Data entries
>>>

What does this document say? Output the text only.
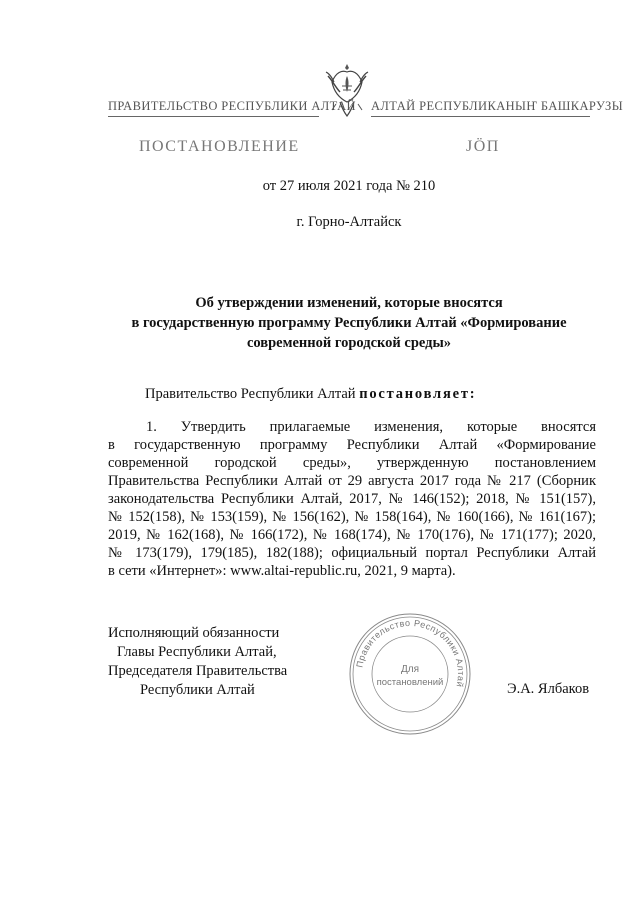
ПРАВИТЕЛЬСТВО РЕСПУБЛИКИ АЛТАЙ АЛТАЙ РЕСПУБЛИКАНЫҤ БАШКАРУЗЫ
ПОСТАНОВЛЕНИЕ	ЈӦП
от 27 июля 2021 года № 210
г. Горно-Алтайск
Об утверждении изменений, которые вносятся
в государственную программу Республики Алтай «Формирование
современной городской среды»
Правительство Республики Алтай постановляет:
1. Утвердить прилагаемые изменения, которые вносятся
в государственную программу Республики Алтай «Формирование
современной городской среды», утвержденную постановлением
Правительства Республики Алтай от 29 августа 2017 года № 217 (Сборник
законодательства Республики Алтай, 2017, № 146(152); 2018, № 151(157),
№ 152(158), № 153(159), № 156(162), № 158(164), № 160(166), № 161(167);
2019, № 162(168), № 166(172), № 168(174), № 170(176), № 171(177); 2020,
№ 173(179), 179(185), 182(188); официальный портал Республики Алтай
в сети «Интернет»: www.altai-republic.ru, 2021, 9 марта).
Исполняющий обязанности
Главы Республики Алтай,
Председателя Правительства
Республики Алтай
Правительство Республики Алтай
Для
постановлений	Э.А. Ялбаков
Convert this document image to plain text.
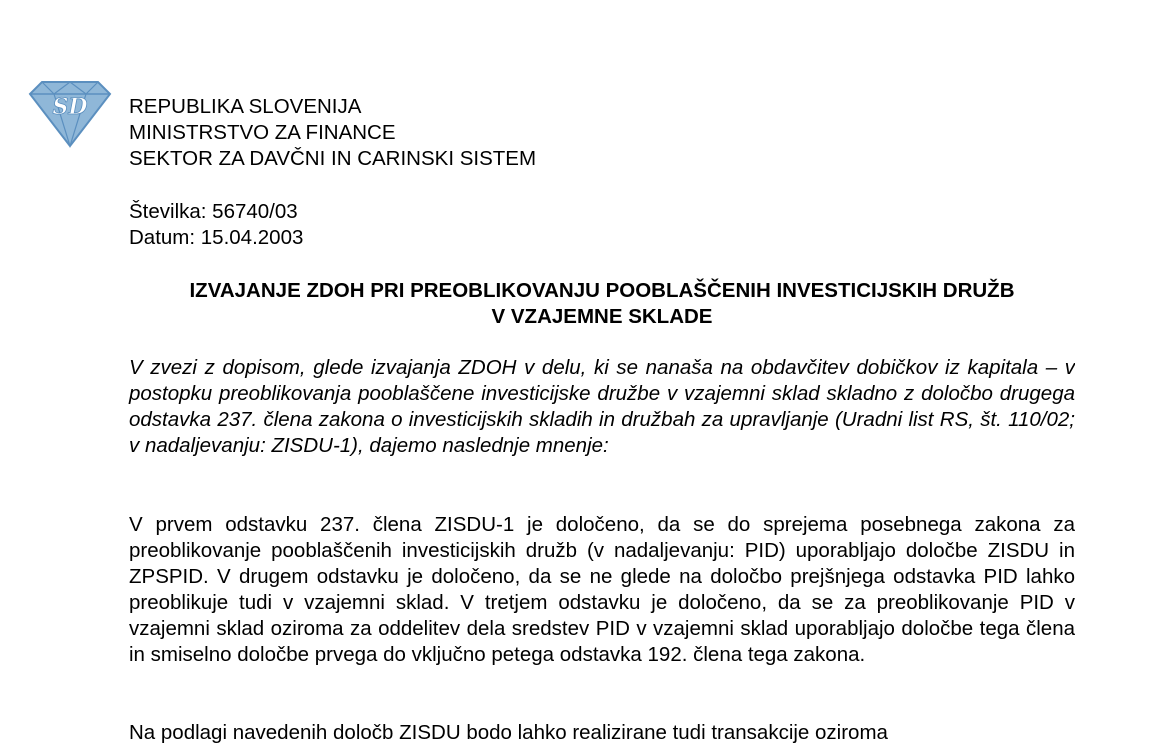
SD REPUBLIKA SLOVENIJA
MINISTRSTVO ZA FINANCE
SEKTOR ZA DAVČNI IN CARINSKI SISTEM
Številka: 56740/03
Datum: 15.04.2003
IZVAJANJE ZDOH PRI PREOBLIKOVANJU POOBLAŠČENIH INVESTICIJSKIH DRUŽB
V VZAJEMNE SKLADE

V zvezi z dopisom, glede izvajanja ZDOH v delu, ki se nanaša na obdavčitev dobičkov iz kapitala – v postopku preoblikovanja pooblaščene investicijske družbe v vzajemni sklad skladno z določbo drugega odstavka 237. člena zakona o investicijskih skladih in družbah za upravljanje (Uradni list RS, št. 110/02; v nadaljevanju: ZISDU-1), dajemo naslednje mnenje:

V prvem odstavku 237. člena ZISDU-1 je določeno, da se do sprejema posebnega zakona za preoblikovanje pooblaščenih investicijskih družb (v nadaljevanju: PID) uporabljajo določbe ZISDU in ZPSPID. V drugem odstavku je določeno, da se ne glede na določbo prejšnjega odstavka PID lahko preoblikuje tudi v vzajemni sklad. V tretjem odstavku je določeno, da se za preoblikovanje PID v vzajemni sklad oziroma za oddelitev dela sredstev PID v vzajemni sklad uporabljajo določbe tega člena in smiselno določbe prvega do vključno petega odstavka 192. člena tega zakona.

Na podlagi navedenih določb ZISDU bodo lahko realizirane tudi transakcije oziroma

<<<

__Aim__.
All the records need to be repeated exactly, with the images dropped.

__The solution__.
What does this document say? Output the text only.
ПРАВИТЕЛЬСТВО РЕСПУБЛИКИ АЛТАЙ АЛТАЙ РЕСПУБЛИКАНЫҤ БАШКАРУЗЫ
ПОСТАНОВЛЕНИЕ	ЈӦП
от 27 июля 2021 года № 210
г. Горно-Алтайск
Об утверждении изменений, которые вносятся
в государственную программу Республики Алтай «Формирование
современной городской среды»
Правительство Республики Алтай постановляет:
1. Утвердить прилагаемые изменения, которые вносятся
в государственную программу Республики Алтай «Формирование
современной городской среды», утвержденную постановлением
Правительства Республики Алтай от 29 августа 2017 года № 217 (Сборник
законодательства Республики Алтай, 2017, № 146(152); 2018, № 151(157),
№ 152(158), № 153(159), № 156(162), № 158(164), № 160(166), № 161(167);
2019, № 162(168), № 166(172), № 168(174), № 170(176), № 171(177); 2020,
№ 173(179), 179(185), 182(188); официальный портал Республики Алтай
в сети «Интернет»: www.altai-republic.ru, 2021, 9 марта).
Исполняющий обязанности
Главы Республики Алтай,
Председателя Правительства
Республики Алтай
Правительство Республики Алтай
Для
постановлений	Э.А. Ялбаков
Convert this document image to plain text.
SD REPUBLIKA SLOVENIJA
MINISTRSTVO ZA FINANCE
SEKTOR ZA DAVČNI IN CARINSKI SISTEM
Številka: 56740/03
Datum: 15.04.2003
IZVAJANJE ZDOH PRI PREOBLIKOVANJU POOBLAŠČENIH INVESTICIJSKIH DRUŽB
V VZAJEMNE SKLADE

V zvezi z dopisom, glede izvajanja ZDOH v delu, ki se nanaša na obdavčitev dobičkov iz kapitala – v postopku preoblikovanja pooblaščene investicijske družbe v vzajemni sklad skladno z določbo drugega odstavka 237. člena zakona o investicijskih skladih in družbah za upravljanje (Uradni list RS, št. 110/02; v nadaljevanju: ZISDU-1), dajemo naslednje mnenje:

V prvem odstavku 237. člena ZISDU-1 je določeno, da se do sprejema posebnega zakona za preoblikovanje pooblaščenih investicijskih družb (v nadaljevanju: PID) uporabljajo določbe ZISDU in ZPSPID. V drugem odstavku je določeno, da se ne glede na določbo prejšnjega odstavka PID lahko preoblikuje tudi v vzajemni sklad. V tretjem odstavku je določeno, da se za preoblikovanje PID v vzajemni sklad oziroma za oddelitev dela sredstev PID v vzajemni sklad uporabljajo določbe tega člena in smiselno določbe prvega do vključno petega odstavka 192. člena tega zakona.

Na podlagi navedenih določb ZISDU bodo lahko realizirane tudi transakcije oziroma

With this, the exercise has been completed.